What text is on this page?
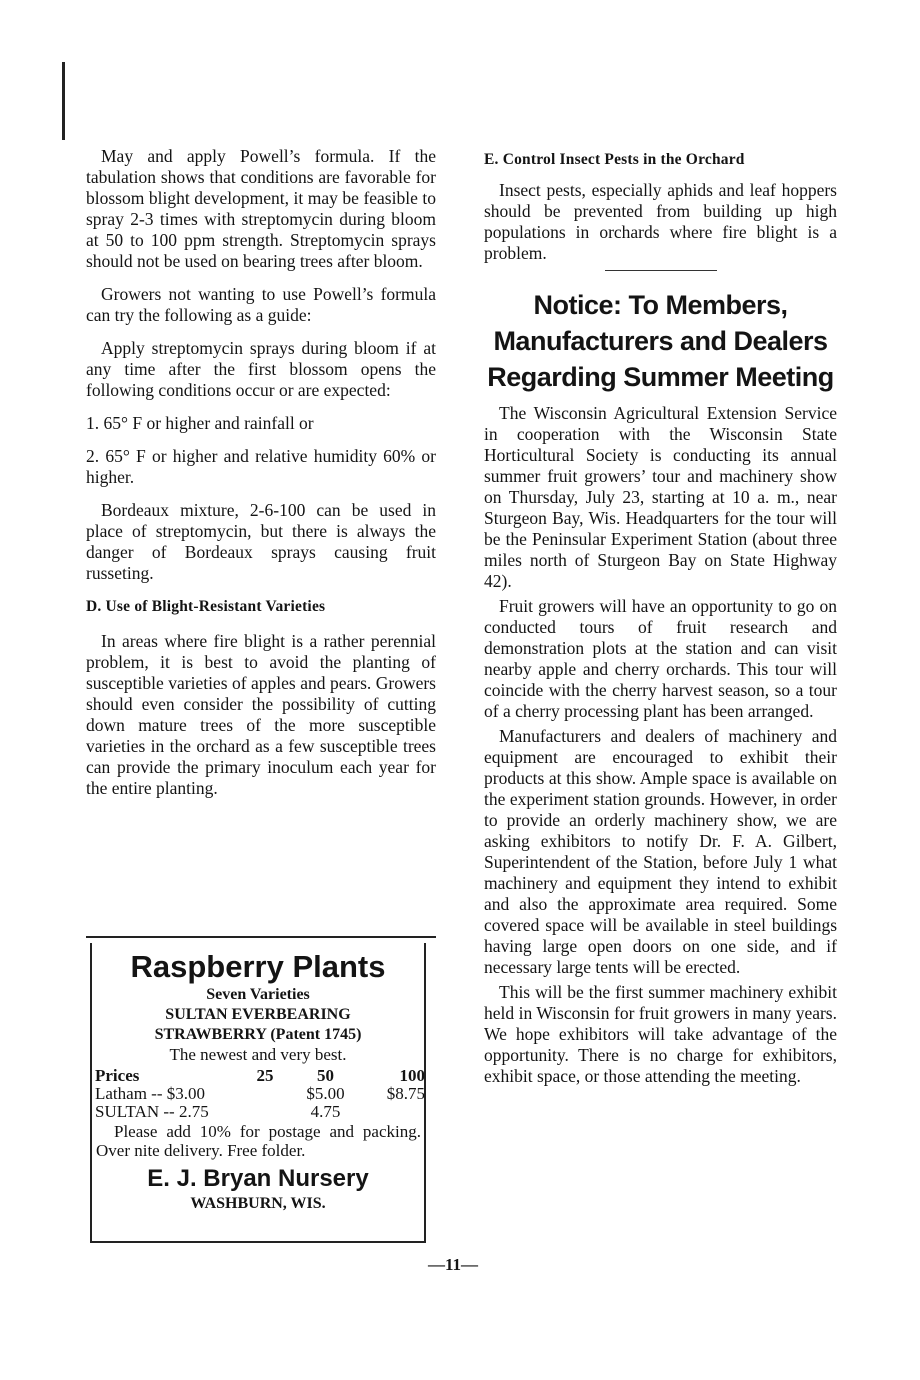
May and apply Powell’s formula. If the tabulation shows that conditions are favorable for blossom blight development, it may be feasible to spray 2-3 times with streptomycin during bloom at 50 to 100 ppm strength. Streptomycin sprays should not be used on bearing trees after bloom.

Growers not wanting to use Powell’s formula can try the following as a guide:

Apply streptomycin sprays during bloom if at any time after the first blossom opens the following conditions occur or are expected:

1. 65° F or higher and rainfall or

2. 65° F or higher and relative humidity 60% or higher.

Bordeaux mixture, 2-6-100 can be used in place of streptomycin, but there is always the danger of Bordeaux sprays causing fruit russeting.

D. Use of Blight-Resistant Varieties

In areas where fire blight is a rather perennial problem, it is best to avoid the planting of susceptible varieties of apples and pears. Growers should even consider the possibility of cutting down mature trees of the more susceptible varieties in the orchard as a few susceptible trees can provide the primary inoculum each year for the entire planting.

Raspberry Plants
Seven Varieties
SULTAN EVERBEARING
STRAWBERRY (Patent 1745)
The newest and very best.
Prices	25	50	100
Latham -- $3.00		$5.00	$8.75
SULTAN -- 2.75		4.75	
Please add 10% for postage and packing. Over nite delivery. Free folder.
E. J. Bryan Nursery
WASHBURN, WIS.
E. Control Insect Pests in the Orchard

Insect pests, especially aphids and leaf hoppers should be prevented from building up high populations in orchards where fire blight is a problem.

Notice: To Members, Manufacturers and Dealers Regarding Summer Meeting

The Wisconsin Agricultural Extension Service in cooperation with the Wisconsin State Horticultural Society is conducting its annual summer fruit growers’ tour and machinery show on Thursday, July 23, starting at 10 a. m., near Sturgeon Bay, Wis. Headquarters for the tour will be the Peninsular Experiment Station (about three miles north of Sturgeon Bay on State Highway 42).

Fruit growers will have an opportunity to go on conducted tours of fruit research and demonstration plots at the station and can visit nearby apple and cherry orchards. This tour will coincide with the cherry harvest season, so a tour of a cherry processing plant has been arranged.

Manufacturers and dealers of machinery and equipment are encouraged to exhibit their products at this show. Ample space is available on the experiment station grounds. However, in order to provide an orderly machinery show, we are asking exhibitors to notify Dr. F. A. Gilbert, Superintendent of the Station, before July 1 what machinery and equipment they intend to exhibit and also the approximate area required. Some covered space will be available in steel buildings having large open doors on one side, and if necessary large tents will be erected.

This will be the first summer machinery exhibit held in Wisconsin for fruit growers in many years. We hope exhibitors will take advantage of the opportunity. There is no charge for exhibitors, exhibit space, or those attending the meeting.

—11—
****************
Required work: Go through the material above and copy each line that has the word "used".

Worked solution:
May and apply Powell’s formula. If the tabulation shows that conditions are favorable for blossom blight development, it may be feasible to spray 2-3 times with streptomycin during bloom at 50 to 100 ppm strength. Streptomycin sprays should not be used on bearing trees after bloom.
Bordeaux mixture, 2-6-100 can be used in place of streptomycin, but there is always the danger of Bordeaux sprays causing fruit russeting.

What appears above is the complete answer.